# INPUT FOR THIS TASK
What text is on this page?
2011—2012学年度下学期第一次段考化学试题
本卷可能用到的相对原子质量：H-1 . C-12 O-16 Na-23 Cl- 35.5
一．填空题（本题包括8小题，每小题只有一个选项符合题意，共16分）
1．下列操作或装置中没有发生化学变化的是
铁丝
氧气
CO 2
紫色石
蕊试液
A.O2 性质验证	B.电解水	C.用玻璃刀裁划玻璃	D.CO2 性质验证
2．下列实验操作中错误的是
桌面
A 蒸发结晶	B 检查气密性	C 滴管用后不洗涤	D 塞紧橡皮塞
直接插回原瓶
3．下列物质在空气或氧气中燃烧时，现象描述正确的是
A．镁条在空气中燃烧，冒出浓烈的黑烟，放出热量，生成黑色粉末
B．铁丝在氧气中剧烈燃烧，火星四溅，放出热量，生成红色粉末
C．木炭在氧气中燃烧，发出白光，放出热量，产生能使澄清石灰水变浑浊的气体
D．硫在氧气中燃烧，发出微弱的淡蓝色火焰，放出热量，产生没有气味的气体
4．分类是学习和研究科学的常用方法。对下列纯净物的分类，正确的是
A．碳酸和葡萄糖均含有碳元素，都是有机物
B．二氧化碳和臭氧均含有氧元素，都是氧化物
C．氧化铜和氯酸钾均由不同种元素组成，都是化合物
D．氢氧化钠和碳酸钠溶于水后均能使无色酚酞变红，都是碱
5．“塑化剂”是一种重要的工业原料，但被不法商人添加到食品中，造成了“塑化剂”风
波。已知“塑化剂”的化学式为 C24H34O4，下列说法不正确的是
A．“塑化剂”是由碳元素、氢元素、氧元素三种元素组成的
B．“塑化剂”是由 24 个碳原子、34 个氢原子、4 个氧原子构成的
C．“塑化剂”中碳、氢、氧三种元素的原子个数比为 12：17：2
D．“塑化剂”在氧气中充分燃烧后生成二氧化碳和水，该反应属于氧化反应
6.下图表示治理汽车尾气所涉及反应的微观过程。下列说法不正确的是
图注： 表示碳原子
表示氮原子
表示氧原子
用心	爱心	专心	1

# TASK BRIEF
Find all the lines containing "下列说法不正确的是" in the material, then copy them.

# ANSWER
波。已知“塑化剂”的化学式为 C24H34O4，下列说法不正确的是
6.下图表示治理汽车尾气所涉及反应的微观过程。下列说法不正确的是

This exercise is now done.